> Requirement:
Scan the data. Collect each line that contains the word "Marketplace".

> Listed records:
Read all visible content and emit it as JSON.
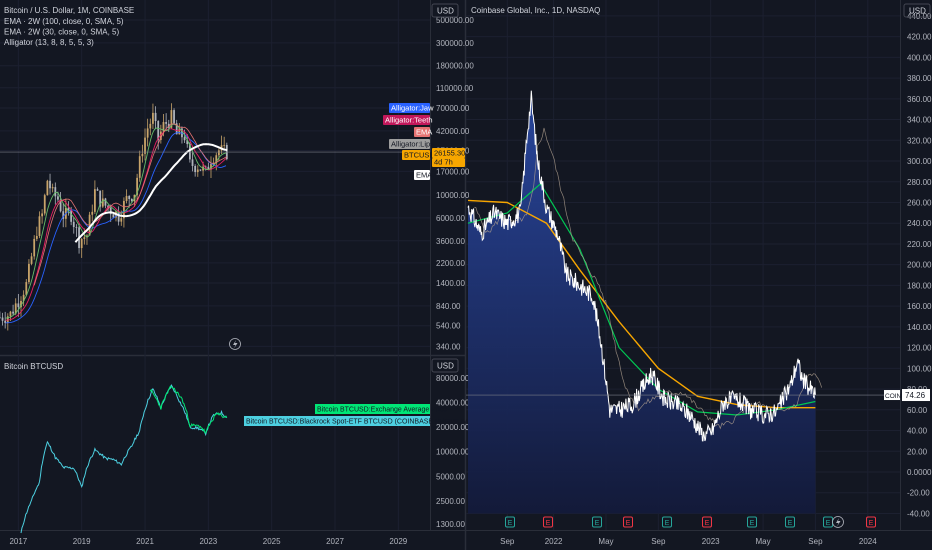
{
  "colors": {
    "bg": "#131722",
    "grid": "#1c2030",
    "axis_text": "#b2b5be",
    "btc_candle_up": "#c8a46a",
    "btc_candle_down": "#b0b4bc",
    "jaw": "#2962ff",
    "teeth": "#e91e63",
    "lips": "#66bb6a",
    "ema": "#ffffff",
    "btc_price": "#f7a600",
    "coin_price": "#ffffff",
    "coin_ema_orange": "#f7a600",
    "coin_ema_green": "#00c853",
    "coin_fill": "#1a2b66",
    "exchange_avg": "#00e676",
    "etf": "#4dd0e1",
    "earnings": "#26a69a",
    "dividend_e": "#f23645"
  },
  "left_top": {
    "title": "Bitcoin / U.S. Dollar, 1M, COINBASE",
    "studies": [
      "EMA · 2W (100, close, 0, SMA, 5)",
      "EMA · 2W (30, close, 0, SMA, 5)",
      "Alligator (13, 8, 8, 5, 5, 3)"
    ],
    "currency": "USD",
    "y_ticks": [
      "500000.00",
      "300000.00",
      "180000.00",
      "110000.00",
      "70000.00",
      "42000.00",
      "27000.00",
      "17000.00",
      "10000.00",
      "6000.00",
      "3600.00",
      "2200.00",
      "1400.00",
      "840.00",
      "540.00",
      "340.00"
    ],
    "labels": {
      "jaw": "Alligator:Jaw",
      "teeth": "Alligator:Teeth",
      "ema1": "EMA",
      "lips": "Alligator:Lips",
      "btc": "BTCUSD",
      "btc_price": "26155.30",
      "btc_sub": "4d 7h",
      "ema2": "EMA"
    }
  },
  "left_bottom": {
    "title": "Bitcoin BTCUSD",
    "currency": "USD",
    "y_ticks": [
      "80000.00",
      "40000.00",
      "20000.00",
      "10000.00",
      "5000.00",
      "2500.00",
      "1300.00"
    ],
    "legend_exchange": "Bitcoin BTCUSD:Exchange Average Price",
    "legend_etf": "Bitcoin BTCUSD:Blackrock Spot-ETF BTCUSD (COINBASE PREMIUM)"
  },
  "left_x_ticks": [
    "2017",
    "2019",
    "2021",
    "2023",
    "2025",
    "2027",
    "2029"
  ],
  "right": {
    "title": "Coinbase Global, Inc., 1D, NASDAQ",
    "currency": "USD",
    "y_ticks": [
      "440.00",
      "420.00",
      "400.00",
      "380.00",
      "360.00",
      "340.00",
      "320.00",
      "300.00",
      "280.00",
      "260.00",
      "240.00",
      "220.00",
      "200.00",
      "180.00",
      "160.00",
      "140.00",
      "120.00",
      "100.00",
      "80.00",
      "60.00",
      "40.00",
      "20.00",
      "0.0000",
      "-20.00",
      "-40.00"
    ],
    "x_ticks": [
      "Sep",
      "2022",
      "May",
      "Sep",
      "2023",
      "May",
      "Sep",
      "2024"
    ],
    "coin_label": "COIN",
    "coin_price": "74.26",
    "events": [
      "E",
      "E",
      "E",
      "E",
      "E",
      "E",
      "E",
      "E",
      "E",
      "E"
    ]
  },
  "chart_data": [
    {
      "type": "candlestick",
      "title": "Bitcoin / U.S. Dollar, 1M, COINBASE",
      "y_scale": "log",
      "ylim": [
        300,
        500000
      ],
      "xlim": [
        "2016-06",
        "2030-01"
      ],
      "current_price": 26155.3,
      "close_series": {
        "dates": [
          "2016-06",
          "2016-10",
          "2017-01",
          "2017-04",
          "2017-06",
          "2017-08",
          "2017-10",
          "2017-12",
          "2018-02",
          "2018-04",
          "2018-06",
          "2018-09",
          "2018-12",
          "2019-03",
          "2019-06",
          "2019-09",
          "2019-12",
          "2020-03",
          "2020-06",
          "2020-09",
          "2020-12",
          "2021-02",
          "2021-04",
          "2021-06",
          "2021-08",
          "2021-11",
          "2022-01",
          "2022-04",
          "2022-06",
          "2022-09",
          "2022-12",
          "2023-02",
          "2023-05",
          "2023-08"
        ],
        "values": [
          650,
          700,
          970,
          1350,
          2500,
          4700,
          6400,
          14000,
          10300,
          9200,
          6400,
          6600,
          3700,
          4100,
          10800,
          8300,
          7200,
          6400,
          9100,
          10800,
          29000,
          45000,
          57000,
          35000,
          47000,
          57000,
          38500,
          37600,
          19900,
          19400,
          16500,
          23100,
          27200,
          26155
        ]
      },
      "alligator_jaw_level_now": 27500,
      "ema_level_now": 27100
    },
    {
      "type": "line",
      "title": "Bitcoin BTCUSD",
      "y_scale": "log",
      "ylim": [
        1100,
        100000
      ],
      "series": [
        {
          "name": "Bitcoin BTCUSD:Exchange Average Price",
          "x": [
            "2017-02",
            "2017-06",
            "2017-09",
            "2017-12",
            "2018-03",
            "2018-06",
            "2018-10",
            "2019-01",
            "2019-06",
            "2019-10",
            "2020-01",
            "2020-04",
            "2020-08",
            "2020-11",
            "2021-01",
            "2021-04",
            "2021-07",
            "2021-11",
            "2022-02",
            "2022-06",
            "2022-09",
            "2022-12",
            "2023-03",
            "2023-06",
            "2023-08"
          ],
          "y": [
            1000,
            2500,
            4200,
            13000,
            8500,
            6400,
            6300,
            3600,
            10500,
            8300,
            8000,
            7000,
            11700,
            18000,
            33000,
            58000,
            34000,
            64000,
            42000,
            20000,
            19500,
            16800,
            28000,
            30000,
            26000
          ]
        },
        {
          "name": "Bitcoin BTCUSD:Blackrock Spot-ETF BTCUSD (COINBASE PREMIUM)",
          "x": [
            "2021-03",
            "2021-07",
            "2021-11",
            "2022-03",
            "2022-06",
            "2022-10",
            "2022-12",
            "2023-04",
            "2023-08"
          ],
          "y": [
            57000,
            34500,
            63000,
            44000,
            21000,
            20500,
            16800,
            29000,
            26200
          ]
        }
      ]
    },
    {
      "type": "area",
      "title": "Coinbase Global, Inc., 1D, NASDAQ",
      "ylim": [
        -40,
        450
      ],
      "xlim": [
        "2021-06-15",
        "2024-03-15"
      ],
      "series": [
        {
          "name": "COIN",
          "x": [
            "2021-06-15",
            "2021-07-15",
            "2021-08-15",
            "2021-09-15",
            "2021-10-15",
            "2021-11-01",
            "2021-11-10",
            "2021-11-25",
            "2021-12-15",
            "2022-01-10",
            "2022-02-01",
            "2022-03-01",
            "2022-04-01",
            "2022-04-20",
            "2022-05-10",
            "2022-06-01",
            "2022-07-01",
            "2022-08-15",
            "2022-09-15",
            "2022-10-15",
            "2022-11-15",
            "2022-12-15",
            "2023-01-05",
            "2023-02-01",
            "2023-03-01",
            "2023-04-01",
            "2023-05-01",
            "2023-06-01",
            "2023-07-05",
            "2023-07-20",
            "2023-08-01",
            "2023-08-20",
            "2023-09-01"
          ],
          "y": [
            256,
            230,
            250,
            240,
            250,
            330,
            360,
            300,
            255,
            230,
            190,
            180,
            170,
            125,
            60,
            60,
            65,
            95,
            70,
            65,
            55,
            35,
            40,
            68,
            70,
            60,
            55,
            58,
            85,
            107,
            90,
            80,
            74.26
          ]
        },
        {
          "name": "EMA slow",
          "x": [
            "2021-06-15",
            "2021-09-15",
            "2021-12-15",
            "2022-03-01",
            "2022-06-01",
            "2022-09-01",
            "2022-12-01",
            "2023-03-01",
            "2023-06-01",
            "2023-09-01"
          ],
          "y": [
            262,
            260,
            240,
            195,
            145,
            100,
            73,
            65,
            62,
            62
          ]
        },
        {
          "name": "EMA fast",
          "x": [
            "2021-06-15",
            "2021-09-15",
            "2021-12-01",
            "2022-03-01",
            "2022-06-01",
            "2022-09-01",
            "2022-12-01",
            "2023-03-01",
            "2023-06-01",
            "2023-09-01"
          ],
          "y": [
            240,
            250,
            278,
            215,
            120,
            80,
            58,
            55,
            60,
            68
          ]
        }
      ]
    }
  ]
}
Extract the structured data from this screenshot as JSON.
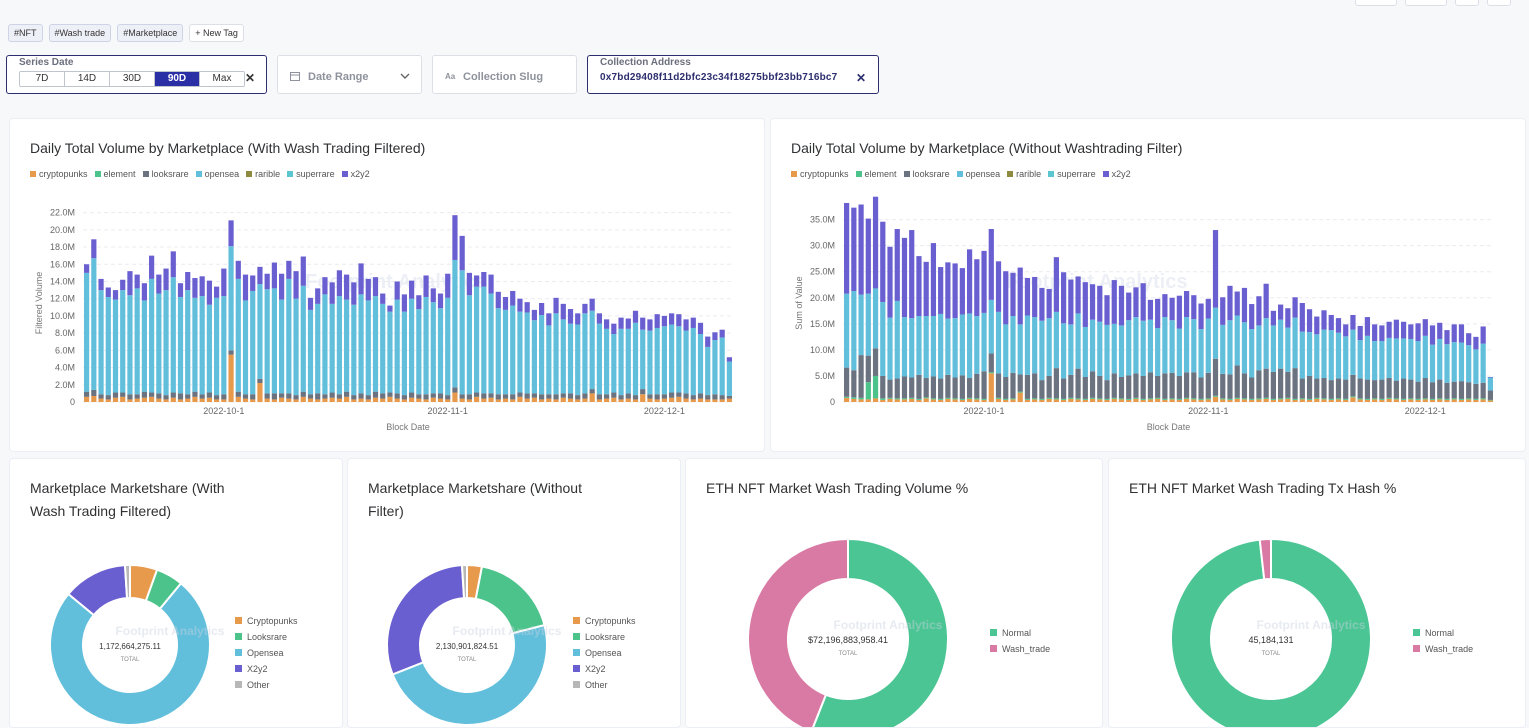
{
  "tags": [
    "#NFT",
    "#Wash trade",
    "#Marketplace"
  ],
  "new_tag_label": "New Tag",
  "filters": {
    "series_date": {
      "label": "Series Date",
      "options": [
        "7D",
        "14D",
        "30D",
        "90D",
        "Max"
      ],
      "selected": "90D"
    },
    "date_range": {
      "placeholder": "Date Range"
    },
    "collection_slug": {
      "placeholder": "Collection Slug"
    },
    "collection_address": {
      "label": "Collection Address",
      "value": "0x7bd29408f11d2bfc23c34f18275bbf23bb716bc7"
    }
  },
  "colors": {
    "cryptopunks": "#e89a4c",
    "element": "#4cc38a",
    "looksrare": "#6b7280",
    "opensea": "#62bfdc",
    "rarible": "#8e8a3f",
    "superrare": "#5cc6d0",
    "x2y2": "#6a5fd0",
    "other": "#b7b7b7",
    "normal": "#4cc594",
    "wash_trade": "#d97aa5"
  },
  "chart_data": [
    {
      "type": "bar",
      "title": "Daily Total Volume by Marketplace (With Wash Trading Filtered)",
      "xlabel": "Block Date",
      "ylabel": "Filtered Volume",
      "ylim": [
        0,
        23000000
      ],
      "yticks": [
        "0",
        "2.0M",
        "4.0M",
        "6.0M",
        "8.0M",
        "10.0M",
        "12.0M",
        "14.0M",
        "16.0M",
        "18.0M",
        "20.0M",
        "22.0M"
      ],
      "xticks": [
        {
          "label": "2022-10-1",
          "index": 19
        },
        {
          "label": "2022-11-1",
          "index": 50
        },
        {
          "label": "2022-12-1",
          "index": 80
        }
      ],
      "legend": [
        "cryptopunks",
        "element",
        "looksrare",
        "opensea",
        "rarible",
        "superrare",
        "x2y2"
      ],
      "stack_order": [
        "cryptopunks",
        "looksrare",
        "opensea",
        "x2y2"
      ],
      "series": [
        {
          "name": "cryptopunks",
          "values": [
            0.6,
            0.7,
            0.4,
            0.3,
            0.5,
            0.6,
            0.3,
            0.4,
            0.5,
            0.6,
            0.4,
            0.3,
            0.5,
            0.3,
            0.4,
            0.6,
            0.4,
            0.5,
            0.3,
            0.3,
            5.5,
            0.6,
            0.4,
            0.3,
            2.2,
            0.4,
            0.3,
            0.5,
            0.4,
            0.3,
            0.6,
            0.4,
            0.3,
            0.4,
            0.5,
            0.4,
            0.6,
            0.3,
            0.4,
            0.3,
            0.5,
            0.4,
            0.6,
            0.4,
            0.3,
            0.5,
            0.4,
            0.3,
            0.5,
            0.4,
            0.3,
            1.1,
            0.4,
            0.3,
            0.6,
            0.4,
            0.5,
            0.3,
            0.4,
            0.3,
            0.6,
            0.4,
            0.5,
            0.3,
            0.4,
            0.3,
            0.5,
            0.4,
            0.3,
            0.4,
            1.0,
            0.3,
            0.4,
            0.5,
            0.3,
            0.4,
            0.3,
            0.9,
            0.4,
            0.3,
            0.4,
            0.5,
            0.6,
            0.4,
            0.3,
            0.4,
            0.3,
            0.3,
            0.3,
            0.4
          ]
        },
        {
          "name": "looksrare",
          "values": [
            0.6,
            0.7,
            0.5,
            0.5,
            0.6,
            0.5,
            0.6,
            0.5,
            0.7,
            0.5,
            0.6,
            0.5,
            0.6,
            0.7,
            0.5,
            0.6,
            0.5,
            0.6,
            0.5,
            0.6,
            0.5,
            0.6,
            0.5,
            0.6,
            0.5,
            0.6,
            0.7,
            0.5,
            0.6,
            0.5,
            0.6,
            0.5,
            0.7,
            0.5,
            0.6,
            0.5,
            0.6,
            0.5,
            0.6,
            0.5,
            0.7,
            0.6,
            0.5,
            0.6,
            0.5,
            0.6,
            0.5,
            0.6,
            0.5,
            0.6,
            0.5,
            0.6,
            0.5,
            0.6,
            0.5,
            0.6,
            0.5,
            0.6,
            0.5,
            0.6,
            0.5,
            0.6,
            0.5,
            0.6,
            0.5,
            0.6,
            0.5,
            0.6,
            0.5,
            0.6,
            0.5,
            0.6,
            0.5,
            0.6,
            0.5,
            0.6,
            0.5,
            0.6,
            0.5,
            0.6,
            0.5,
            0.6,
            0.5,
            0.6,
            0.5,
            0.6,
            0.5,
            0.6,
            0.5,
            0.3
          ]
        },
        {
          "name": "opensea",
          "values": [
            13.8,
            15.3,
            12.1,
            11.4,
            10.8,
            11.9,
            11.5,
            12.3,
            10.6,
            13.2,
            11.6,
            12.2,
            13.4,
            11.2,
            12.1,
            10.9,
            11.4,
            10.2,
            11.3,
            11.4,
            12.1,
            13.1,
            10.9,
            12.0,
            11.0,
            12.1,
            12.2,
            10.9,
            13.3,
            11.2,
            12.3,
            9.8,
            10.4,
            11.6,
            10.3,
            11.4,
            10.7,
            10.5,
            11.5,
            11.0,
            11.1,
            10.4,
            9.4,
            10.9,
            9.7,
            10.9,
            9.9,
            11.3,
            10.6,
            9.9,
            11.3,
            14.8,
            14.4,
            11.5,
            12.3,
            12.4,
            11.6,
            10.0,
            9.8,
            10.3,
            9.4,
            9.4,
            8.5,
            9.2,
            8.0,
            9.4,
            8.6,
            8.1,
            8.2,
            9.3,
            9.1,
            8.2,
            7.6,
            6.8,
            7.7,
            7.5,
            8.4,
            6.9,
            7.4,
            7.7,
            7.9,
            7.9,
            7.7,
            7.3,
            7.8,
            6.9,
            5.6,
            6.3,
            6.7,
            4.0
          ]
        },
        {
          "name": "x2y2",
          "values": [
            1.0,
            2.2,
            1.3,
            1.1,
            1.1,
            1.2,
            2.8,
            1.6,
            2.0,
            2.7,
            2.2,
            2.5,
            3.0,
            1.6,
            2.1,
            2.3,
            2.3,
            2.8,
            1.3,
            3.2,
            3.0,
            2.1,
            3.0,
            1.8,
            2.0,
            1.8,
            3.0,
            3.0,
            2.1,
            3.2,
            3.4,
            1.4,
            1.8,
            2.0,
            2.5,
            3.0,
            2.9,
            2.6,
            3.6,
            2.5,
            2.2,
            1.2,
            0.7,
            2.1,
            2.0,
            2.1,
            1.6,
            2.5,
            1.6,
            1.7,
            2.8,
            5.2,
            4.0,
            2.6,
            1.3,
            1.7,
            2.2,
            1.9,
            1.5,
            1.7,
            1.5,
            1.2,
            1.2,
            1.4,
            1.4,
            1.8,
            1.8,
            1.7,
            1.3,
            1.1,
            1.4,
            1.2,
            1.1,
            1.2,
            1.3,
            1.2,
            1.4,
            1.4,
            1.3,
            1.6,
            1.2,
            1.3,
            1.4,
            1.3,
            1.2,
            1.3,
            1.2,
            0.9,
            0.9,
            0.5
          ]
        }
      ]
    },
    {
      "type": "bar",
      "title": "Daily Total Volume by Marketplace (Without Washtrading Filter)",
      "xlabel": "Block Date",
      "ylabel": "Sum of Value",
      "ylim": [
        0,
        38000000
      ],
      "yticks": [
        "0",
        "5.0M",
        "10.0M",
        "15.0M",
        "20.0M",
        "25.0M",
        "30.0M",
        "35.0M"
      ],
      "xticks": [
        {
          "label": "2022-10-1",
          "index": 19
        },
        {
          "label": "2022-11-1",
          "index": 50
        },
        {
          "label": "2022-12-1",
          "index": 80
        }
      ],
      "legend": [
        "cryptopunks",
        "element",
        "looksrare",
        "opensea",
        "rarible",
        "superrare",
        "x2y2"
      ],
      "stack_order": [
        "cryptopunks",
        "element",
        "looksrare",
        "opensea",
        "x2y2"
      ],
      "series": [
        {
          "name": "cryptopunks",
          "values": [
            0.8,
            0.6,
            0.5,
            0.5,
            0.7,
            0.4,
            0.6,
            0.5,
            0.5,
            0.6,
            0.4,
            0.7,
            0.5,
            0.4,
            0.6,
            0.5,
            0.4,
            0.6,
            0.5,
            0.4,
            5.5,
            0.6,
            0.4,
            0.5,
            1.8,
            0.4,
            0.5,
            0.4,
            0.6,
            0.5,
            0.4,
            0.6,
            0.5,
            0.4,
            0.6,
            0.5,
            0.4,
            0.6,
            0.5,
            0.4,
            0.6,
            0.4,
            0.5,
            0.6,
            0.4,
            0.5,
            0.4,
            0.6,
            0.5,
            0.4,
            0.5,
            1.0,
            0.5,
            0.4,
            0.6,
            0.5,
            0.4,
            0.5,
            0.6,
            0.4,
            0.5,
            0.6,
            0.4,
            0.5,
            0.4,
            0.6,
            0.5,
            0.4,
            0.5,
            0.4,
            0.9,
            0.5,
            0.4,
            0.5,
            0.4,
            0.6,
            0.5,
            0.4,
            0.5,
            0.4,
            0.5,
            0.4,
            0.5,
            0.4,
            0.5,
            0.4,
            0.5,
            0.4,
            0.5,
            0.3
          ]
        },
        {
          "name": "element",
          "values": [
            0.2,
            0.3,
            0.3,
            3.3,
            4.3,
            0.3,
            0.2,
            0.2,
            0.2,
            0.2,
            0.2,
            0.2,
            0.2,
            0.2,
            0.2,
            0.2,
            0.2,
            0.2,
            0.2,
            0.2,
            0.2,
            0.2,
            0.2,
            0.2,
            0.2,
            0.2,
            0.2,
            0.2,
            0.2,
            0.2,
            0.2,
            0.2,
            0.2,
            0.2,
            0.2,
            0.2,
            0.2,
            0.2,
            0.2,
            0.2,
            0.2,
            0.2,
            0.2,
            0.2,
            0.2,
            0.2,
            0.2,
            0.2,
            0.2,
            0.2,
            0.2,
            0.2,
            0.2,
            0.2,
            0.2,
            0.2,
            0.2,
            0.2,
            0.2,
            0.2,
            0.2,
            0.2,
            0.2,
            0.2,
            0.2,
            0.2,
            0.2,
            0.2,
            0.2,
            0.2,
            0.2,
            0.2,
            0.2,
            0.2,
            0.2,
            0.2,
            0.2,
            0.2,
            0.2,
            0.2,
            0.2,
            0.2,
            0.2,
            0.2,
            0.2,
            0.2,
            0.2,
            0.2,
            0.2,
            0.1
          ]
        },
        {
          "name": "looksrare",
          "values": [
            5.6,
            5.2,
            8.2,
            5.1,
            5.3,
            4.3,
            3.5,
            3.8,
            4.2,
            3.9,
            4.6,
            3.7,
            4.2,
            3.9,
            4.4,
            4.0,
            4.5,
            3.8,
            4.7,
            5.3,
            3.6,
            4.7,
            4.2,
            4.9,
            3.3,
            4.6,
            4.8,
            3.6,
            4.2,
            5.8,
            3.9,
            4.4,
            5.7,
            4.2,
            5.1,
            4.3,
            3.6,
            4.7,
            4.1,
            4.5,
            4.7,
            4.4,
            5.0,
            4.2,
            4.9,
            4.9,
            4.4,
            4.9,
            5.0,
            4.1,
            4.9,
            7.1,
            4.7,
            4.7,
            6.2,
            4.8,
            4.1,
            5.4,
            5.6,
            5.2,
            5.7,
            5.0,
            5.9,
            3.8,
            4.4,
            3.7,
            3.9,
            3.6,
            3.8,
            3.7,
            4.1,
            3.8,
            3.7,
            3.5,
            3.7,
            3.8,
            3.4,
            3.9,
            3.6,
            3.3,
            3.9,
            3.2,
            3.6,
            3.1,
            3.2,
            3.4,
            3.1,
            2.9,
            3.0,
            1.8
          ]
        },
        {
          "name": "opensea",
          "values": [
            14.2,
            15.2,
            11.6,
            11.9,
            11.5,
            14.2,
            11.9,
            14.9,
            11.4,
            11.4,
            11.3,
            11.9,
            11.6,
            12.4,
            10.8,
            11.4,
            11.7,
            12.4,
            11.1,
            11.2,
            10.3,
            11.8,
            10.1,
            10.9,
            9.6,
            11.4,
            10.8,
            11.4,
            11.1,
            10.8,
            10.6,
            9.7,
            10.6,
            9.6,
            9.9,
            10.4,
            10.6,
            9.5,
            9.9,
            10.6,
            10.8,
            10.6,
            10.1,
            9.2,
            10.8,
            10.1,
            9.1,
            10.6,
            10.2,
            9.3,
            10.4,
            9.8,
            9.4,
            10.4,
            9.6,
            9.8,
            9.3,
            8.6,
            9.7,
            8.9,
            9.4,
            8.5,
            9.7,
            9.0,
            8.4,
            8.5,
            9.3,
            9.6,
            8.8,
            8.3,
            8.7,
            7.4,
            8.4,
            7.5,
            7.4,
            7.7,
            8.1,
            7.7,
            7.8,
            7.8,
            8.1,
            7.2,
            7.8,
            7.4,
            7.6,
            7.4,
            7.1,
            6.6,
            7.5,
            2.5
          ]
        },
        {
          "name": "x2y2",
          "values": [
            17.4,
            16.0,
            17.3,
            14.4,
            17.6,
            15.4,
            13.6,
            13.8,
            15.2,
            16.9,
            11.5,
            10.4,
            14.0,
            9.0,
            10.8,
            10.5,
            8.9,
            12.3,
            10.9,
            11.9,
            13.6,
            9.7,
            10.2,
            8.3,
            10.9,
            7.2,
            7.7,
            6.3,
            5.6,
            10.5,
            9.8,
            8.6,
            7.1,
            8.6,
            6.8,
            6.9,
            5.7,
            8.4,
            7.6,
            5.3,
            5.7,
            7.2,
            3.8,
            5.6,
            4.4,
            4.3,
            6.3,
            5.0,
            4.6,
            4.9,
            3.8,
            14.9,
            5.3,
            6.6,
            4.6,
            6.6,
            4.8,
            5.6,
            6.6,
            2.8,
            2.9,
            3.7,
            3.9,
            5.5,
            4.4,
            3.4,
            3.7,
            2.9,
            2.8,
            2.3,
            2.8,
            2.7,
            3.6,
            3.2,
            3.0,
            3.1,
            3.6,
            3.2,
            2.8,
            3.4,
            3.2,
            3.7,
            3.1,
            2.7,
            3.4,
            3.5,
            2.3,
            2.4,
            3.3,
            0.1
          ]
        }
      ]
    },
    {
      "type": "pie",
      "title_lines": [
        "Marketplace Marketshare (With",
        "Wash Trading Filtered)"
      ],
      "total": "1,172,664,275.11",
      "total_label": "TOTAL",
      "slices": [
        {
          "name": "Cryptopunks",
          "value": 5.5,
          "color": "#e89a4c"
        },
        {
          "name": "Looksrare",
          "value": 5.5,
          "color": "#4cc38a"
        },
        {
          "name": "Opensea",
          "value": 75,
          "color": "#62bfdc"
        },
        {
          "name": "X2y2",
          "value": 13,
          "color": "#6a5fd0"
        },
        {
          "name": "Other",
          "value": 1,
          "color": "#b7b7b7"
        }
      ]
    },
    {
      "type": "pie",
      "title_lines": [
        "Marketplace Marketshare (Without",
        "Filter)"
      ],
      "total": "2,130,901,824.51",
      "total_label": "TOTAL",
      "slices": [
        {
          "name": "Cryptopunks",
          "value": 3,
          "color": "#e89a4c"
        },
        {
          "name": "Looksrare",
          "value": 18,
          "color": "#4cc38a"
        },
        {
          "name": "Opensea",
          "value": 48,
          "color": "#62bfdc"
        },
        {
          "name": "X2y2",
          "value": 30,
          "color": "#6a5fd0"
        },
        {
          "name": "Other",
          "value": 1,
          "color": "#b7b7b7"
        }
      ]
    },
    {
      "type": "pie",
      "title_lines": [
        "ETH NFT Market Wash Trading Volume %"
      ],
      "total": "$72,196,883,958.41",
      "total_label": "TOTAL",
      "slices": [
        {
          "name": "Normal",
          "value": 56,
          "color": "#4cc594"
        },
        {
          "name": "Wash_trade",
          "value": 44,
          "color": "#d97aa5"
        }
      ]
    },
    {
      "type": "pie",
      "title_lines": [
        "ETH NFT Market Wash Trading Tx Hash %"
      ],
      "total": "45,184,131",
      "total_label": "TOTAL",
      "slices": [
        {
          "name": "Normal",
          "value": 98.2,
          "color": "#4cc594"
        },
        {
          "name": "Wash_trade",
          "value": 1.8,
          "color": "#d97aa5"
        }
      ]
    }
  ]
}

> Result:
    "#Marketplace"
      "title": "Daily Total Volume by Marketplace (With Wash Trading Filtered)",
      "title": "Daily Total Volume by Marketplace (Without Washtrading Filter)",
        "Marketplace Marketshare (With",
        "Marketplace Marketshare (Without",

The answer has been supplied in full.